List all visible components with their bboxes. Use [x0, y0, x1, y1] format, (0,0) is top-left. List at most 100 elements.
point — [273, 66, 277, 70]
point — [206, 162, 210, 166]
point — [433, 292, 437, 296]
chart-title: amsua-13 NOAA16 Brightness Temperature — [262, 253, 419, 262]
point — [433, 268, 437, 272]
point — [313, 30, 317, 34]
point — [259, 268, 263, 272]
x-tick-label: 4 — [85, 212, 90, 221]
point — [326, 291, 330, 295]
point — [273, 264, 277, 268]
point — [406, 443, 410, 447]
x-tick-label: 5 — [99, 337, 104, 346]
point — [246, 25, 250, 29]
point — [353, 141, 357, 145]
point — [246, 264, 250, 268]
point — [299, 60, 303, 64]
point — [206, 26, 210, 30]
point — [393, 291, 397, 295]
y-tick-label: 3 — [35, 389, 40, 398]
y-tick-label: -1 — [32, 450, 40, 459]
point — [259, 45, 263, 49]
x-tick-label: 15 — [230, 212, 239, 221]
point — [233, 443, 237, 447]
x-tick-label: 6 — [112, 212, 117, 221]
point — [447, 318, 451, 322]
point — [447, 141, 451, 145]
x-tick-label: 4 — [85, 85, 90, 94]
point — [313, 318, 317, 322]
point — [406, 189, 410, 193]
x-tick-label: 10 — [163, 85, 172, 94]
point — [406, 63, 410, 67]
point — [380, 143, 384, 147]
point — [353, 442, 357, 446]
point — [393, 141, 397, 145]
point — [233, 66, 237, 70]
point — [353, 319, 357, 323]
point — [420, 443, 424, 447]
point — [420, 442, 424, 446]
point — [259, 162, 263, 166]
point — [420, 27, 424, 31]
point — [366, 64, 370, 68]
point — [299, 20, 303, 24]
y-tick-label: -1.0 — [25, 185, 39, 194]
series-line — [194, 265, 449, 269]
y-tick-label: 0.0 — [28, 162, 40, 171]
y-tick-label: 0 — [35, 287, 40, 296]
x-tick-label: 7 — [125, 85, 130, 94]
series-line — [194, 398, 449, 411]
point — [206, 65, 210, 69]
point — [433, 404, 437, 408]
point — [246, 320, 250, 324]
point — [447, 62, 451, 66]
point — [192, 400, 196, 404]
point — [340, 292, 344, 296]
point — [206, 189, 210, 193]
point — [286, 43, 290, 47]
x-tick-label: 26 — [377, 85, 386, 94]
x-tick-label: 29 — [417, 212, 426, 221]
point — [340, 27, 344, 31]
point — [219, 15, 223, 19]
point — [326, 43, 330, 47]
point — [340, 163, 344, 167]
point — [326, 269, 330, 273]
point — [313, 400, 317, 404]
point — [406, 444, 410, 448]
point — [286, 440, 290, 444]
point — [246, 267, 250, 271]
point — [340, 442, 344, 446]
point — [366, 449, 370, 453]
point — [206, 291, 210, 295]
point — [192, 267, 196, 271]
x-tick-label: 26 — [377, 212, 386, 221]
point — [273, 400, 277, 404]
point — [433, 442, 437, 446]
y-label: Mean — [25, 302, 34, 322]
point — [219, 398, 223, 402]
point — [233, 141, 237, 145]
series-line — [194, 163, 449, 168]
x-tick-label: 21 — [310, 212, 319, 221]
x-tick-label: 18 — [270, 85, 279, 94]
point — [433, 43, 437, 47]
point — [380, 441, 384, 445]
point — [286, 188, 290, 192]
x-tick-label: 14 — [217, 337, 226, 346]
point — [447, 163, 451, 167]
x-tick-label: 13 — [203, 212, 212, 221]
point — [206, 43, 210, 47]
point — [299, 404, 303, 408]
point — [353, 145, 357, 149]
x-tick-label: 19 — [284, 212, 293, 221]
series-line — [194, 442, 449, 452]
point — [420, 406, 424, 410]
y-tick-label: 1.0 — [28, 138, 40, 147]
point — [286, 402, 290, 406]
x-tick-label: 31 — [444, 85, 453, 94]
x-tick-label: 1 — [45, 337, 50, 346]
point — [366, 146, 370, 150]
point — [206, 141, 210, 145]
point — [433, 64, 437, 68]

==================================================

**Written task**
Turn every line of the records above into a numbered list, leaving out any blank lines.

**Answer in full**
1. List all visible components with their bboxes. Use [x0, y0, x1, y1] format, (0,0) is top-left. List at most 100 elements.
2. point — [273, 66, 277, 70]
3. point — [206, 162, 210, 166]
4. point — [433, 292, 437, 296]
5. chart-title: amsua-13 NOAA16 Brightness Temperature — [262, 253, 419, 262]
6. point — [433, 268, 437, 272]
7. point — [313, 30, 317, 34]
8. point — [259, 268, 263, 272]
9. x-tick-label: 4 — [85, 212, 90, 221]
10. point — [326, 291, 330, 295]
11. point — [273, 264, 277, 268]
12. point — [406, 443, 410, 447]
13. x-tick-label: 5 — [99, 337, 104, 346]
14. point — [246, 25, 250, 29]
15. point — [353, 141, 357, 145]
16. point — [246, 264, 250, 268]
17. point — [299, 60, 303, 64]
18. point — [206, 26, 210, 30]
19. point — [393, 291, 397, 295]
20. y-tick-label: 3 — [35, 389, 40, 398]
21. y-tick-label: -1 — [32, 450, 40, 459]
22. point — [259, 45, 263, 49]
23. x-tick-label: 15 — [230, 212, 239, 221]
24. point — [233, 443, 237, 447]
25. x-tick-label: 6 — [112, 212, 117, 221]
26. point — [447, 318, 451, 322]
27. point — [447, 141, 451, 145]
28. x-tick-label: 4 — [85, 85, 90, 94]
29. point — [313, 318, 317, 322]
30. point — [406, 189, 410, 193]
31. x-tick-label: 10 — [163, 85, 172, 94]
32. point — [406, 63, 410, 67]
33. point — [380, 143, 384, 147]
34. point — [353, 442, 357, 446]
35. point — [393, 141, 397, 145]
36. point — [233, 66, 237, 70]
37. point — [353, 319, 357, 323]
38. point — [420, 443, 424, 447]
39. point — [420, 442, 424, 446]
40. point — [259, 162, 263, 166]
41. point — [420, 27, 424, 31]
42. point — [366, 64, 370, 68]
43. point — [299, 20, 303, 24]
44. y-tick-label: -1.0 — [25, 185, 39, 194]
45. series-line — [194, 265, 449, 269]
46. y-tick-label: 0.0 — [28, 162, 40, 171]
47. y-tick-label: 0 — [35, 287, 40, 296]
48. x-tick-label: 7 — [125, 85, 130, 94]
49. series-line — [194, 398, 449, 411]
50. point — [206, 65, 210, 69]
51. point — [433, 404, 437, 408]
52. point — [246, 320, 250, 324]
53. point — [447, 62, 451, 66]
54. point — [192, 400, 196, 404]
55. point — [340, 292, 344, 296]
56. point — [206, 189, 210, 193]
57. point — [286, 43, 290, 47]
58. x-tick-label: 26 — [377, 85, 386, 94]
59. x-tick-label: 29 — [417, 212, 426, 221]
60. point — [340, 27, 344, 31]
61. point — [219, 15, 223, 19]
62. point — [326, 43, 330, 47]
63. point — [340, 163, 344, 167]
64. point — [326, 269, 330, 273]
65. point — [313, 400, 317, 404]
66. point — [406, 444, 410, 448]
67. point — [286, 440, 290, 444]
68. point — [246, 267, 250, 271]
69. point — [340, 442, 344, 446]
70. point — [366, 449, 370, 453]
71. point — [206, 291, 210, 295]
72. point — [192, 267, 196, 271]
73. x-tick-label: 26 — [377, 212, 386, 221]
74. point — [273, 400, 277, 404]
75. point — [433, 442, 437, 446]
76. y-label: Mean — [25, 302, 34, 322]
77. point — [219, 398, 223, 402]
78. point — [233, 141, 237, 145]
79. series-line — [194, 163, 449, 168]
80. x-tick-label: 21 — [310, 212, 319, 221]
81. x-tick-label: 18 — [270, 85, 279, 94]
82. point — [433, 43, 437, 47]
83. point — [380, 441, 384, 445]
84. point — [286, 188, 290, 192]
85. x-tick-label: 14 — [217, 337, 226, 346]
86. point — [447, 163, 451, 167]
87. x-tick-label: 13 — [203, 212, 212, 221]
88. point — [206, 43, 210, 47]
89. point — [299, 404, 303, 408]
90. point — [353, 145, 357, 149]
91. x-tick-label: 19 — [284, 212, 293, 221]
92. series-line — [194, 442, 449, 452]
93. point — [420, 406, 424, 410]
94. y-tick-label: 1.0 — [28, 138, 40, 147]
95. point — [286, 402, 290, 406]
96. x-tick-label: 31 — [444, 85, 453, 94]
97. x-tick-label: 1 — [45, 337, 50, 346]
98. point — [366, 146, 370, 150]
99. point — [206, 141, 210, 145]
100. point — [433, 64, 437, 68]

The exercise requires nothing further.